* **INFORMATION SHOWN**
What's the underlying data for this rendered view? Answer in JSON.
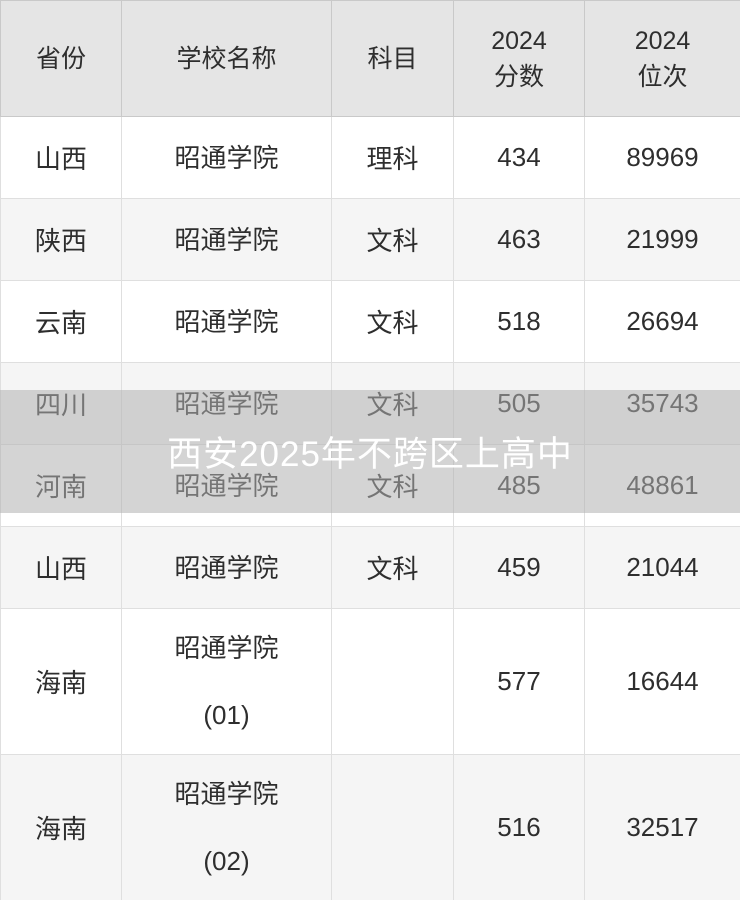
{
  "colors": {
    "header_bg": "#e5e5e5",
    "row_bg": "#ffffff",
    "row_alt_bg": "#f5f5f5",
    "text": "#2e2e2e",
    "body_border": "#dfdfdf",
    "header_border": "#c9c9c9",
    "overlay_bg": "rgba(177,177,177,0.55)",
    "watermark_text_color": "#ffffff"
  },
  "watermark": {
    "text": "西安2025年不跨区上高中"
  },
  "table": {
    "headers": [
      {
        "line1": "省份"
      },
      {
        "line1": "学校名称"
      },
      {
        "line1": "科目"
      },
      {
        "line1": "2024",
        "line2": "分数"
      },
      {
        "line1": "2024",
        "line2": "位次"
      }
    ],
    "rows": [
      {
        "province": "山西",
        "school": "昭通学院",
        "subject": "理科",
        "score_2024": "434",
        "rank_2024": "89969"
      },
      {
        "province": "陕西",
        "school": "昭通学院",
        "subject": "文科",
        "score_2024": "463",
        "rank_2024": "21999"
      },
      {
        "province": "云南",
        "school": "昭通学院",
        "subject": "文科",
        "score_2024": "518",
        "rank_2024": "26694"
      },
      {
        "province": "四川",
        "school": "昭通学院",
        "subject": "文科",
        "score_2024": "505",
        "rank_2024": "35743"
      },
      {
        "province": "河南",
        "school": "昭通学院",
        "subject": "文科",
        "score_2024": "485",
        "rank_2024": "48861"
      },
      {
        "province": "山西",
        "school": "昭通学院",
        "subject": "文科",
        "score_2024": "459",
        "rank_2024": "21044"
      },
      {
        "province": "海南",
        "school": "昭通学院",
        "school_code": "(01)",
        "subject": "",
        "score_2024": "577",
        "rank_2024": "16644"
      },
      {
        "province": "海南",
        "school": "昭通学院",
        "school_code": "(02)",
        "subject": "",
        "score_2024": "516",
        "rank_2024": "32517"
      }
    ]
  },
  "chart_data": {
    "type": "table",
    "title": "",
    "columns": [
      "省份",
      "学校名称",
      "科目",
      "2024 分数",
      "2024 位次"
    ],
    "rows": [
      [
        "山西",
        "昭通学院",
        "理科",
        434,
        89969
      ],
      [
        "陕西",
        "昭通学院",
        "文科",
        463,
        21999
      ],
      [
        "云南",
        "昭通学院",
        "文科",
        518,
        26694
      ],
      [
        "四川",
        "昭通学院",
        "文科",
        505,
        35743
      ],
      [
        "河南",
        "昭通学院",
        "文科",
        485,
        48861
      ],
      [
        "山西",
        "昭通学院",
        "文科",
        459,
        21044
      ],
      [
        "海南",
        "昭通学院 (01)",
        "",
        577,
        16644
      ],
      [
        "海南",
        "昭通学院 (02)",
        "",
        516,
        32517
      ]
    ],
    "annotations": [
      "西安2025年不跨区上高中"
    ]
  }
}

...

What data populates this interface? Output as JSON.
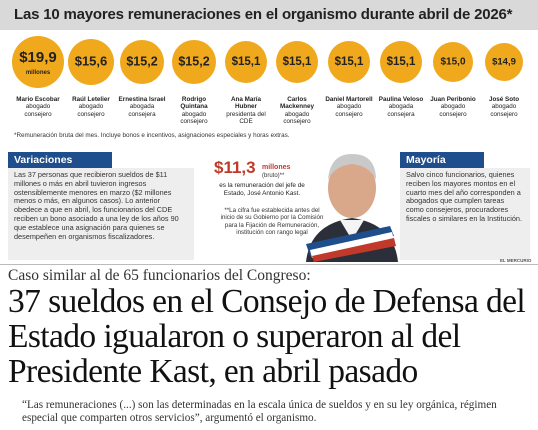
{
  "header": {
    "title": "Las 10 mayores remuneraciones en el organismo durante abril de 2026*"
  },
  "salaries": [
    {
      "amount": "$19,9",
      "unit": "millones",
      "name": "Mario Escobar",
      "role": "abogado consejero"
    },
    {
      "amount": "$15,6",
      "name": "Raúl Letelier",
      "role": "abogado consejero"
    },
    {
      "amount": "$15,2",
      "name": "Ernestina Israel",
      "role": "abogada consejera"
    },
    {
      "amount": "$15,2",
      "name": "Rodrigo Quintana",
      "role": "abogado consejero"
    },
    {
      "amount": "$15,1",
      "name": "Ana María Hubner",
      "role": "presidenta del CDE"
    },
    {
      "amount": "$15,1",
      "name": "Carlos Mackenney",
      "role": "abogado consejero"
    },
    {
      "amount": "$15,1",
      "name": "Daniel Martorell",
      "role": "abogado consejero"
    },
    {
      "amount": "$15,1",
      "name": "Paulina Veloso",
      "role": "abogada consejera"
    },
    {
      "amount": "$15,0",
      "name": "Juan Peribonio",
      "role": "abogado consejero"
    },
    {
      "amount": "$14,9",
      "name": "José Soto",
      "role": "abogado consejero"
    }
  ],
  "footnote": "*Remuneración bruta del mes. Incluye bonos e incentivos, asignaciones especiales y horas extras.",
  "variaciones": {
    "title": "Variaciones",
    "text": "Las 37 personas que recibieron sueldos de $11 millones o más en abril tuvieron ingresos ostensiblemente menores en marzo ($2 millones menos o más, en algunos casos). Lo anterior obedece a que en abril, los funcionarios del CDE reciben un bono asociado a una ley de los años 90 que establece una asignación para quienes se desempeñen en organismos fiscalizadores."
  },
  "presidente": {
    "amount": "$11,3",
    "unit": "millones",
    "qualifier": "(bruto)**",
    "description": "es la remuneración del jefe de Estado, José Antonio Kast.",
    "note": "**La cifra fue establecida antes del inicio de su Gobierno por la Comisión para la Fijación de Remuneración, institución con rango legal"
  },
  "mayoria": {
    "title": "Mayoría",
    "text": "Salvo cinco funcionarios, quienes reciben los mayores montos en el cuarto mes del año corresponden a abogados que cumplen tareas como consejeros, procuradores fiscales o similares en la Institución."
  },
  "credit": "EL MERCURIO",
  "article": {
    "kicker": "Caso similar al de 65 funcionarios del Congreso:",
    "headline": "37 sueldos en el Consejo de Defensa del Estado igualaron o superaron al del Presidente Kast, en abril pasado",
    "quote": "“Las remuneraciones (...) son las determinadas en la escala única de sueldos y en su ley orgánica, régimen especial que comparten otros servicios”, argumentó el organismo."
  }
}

* **EXERCISE PROMPT**
Show every line of the listing in which the string "sueldos" can be found.

* **FINISHED EXERCISE**
    "text": "Las 37 personas que recibieron sueldos de $11 millones o más en abril tuvieron ingresos ostensiblemente menores en marzo ($2 millones menos o más, en algunos casos). Lo anterior obedece a que en abril, los funcionarios del CDE reciben un bono asociado a una ley de los años 90 que establece una asignación para quienes se desempeñen en organismos fiscalizadores."
    "headline": "37 sueldos en el Consejo de Defensa del Estado igualaron o superaron al del Presidente Kast, en abril pasado",
    "quote": "“Las remuneraciones (...) son las determinadas en la escala única de sueldos y en su ley orgánica, régimen especial que comparten otros servicios”, argumentó el organismo."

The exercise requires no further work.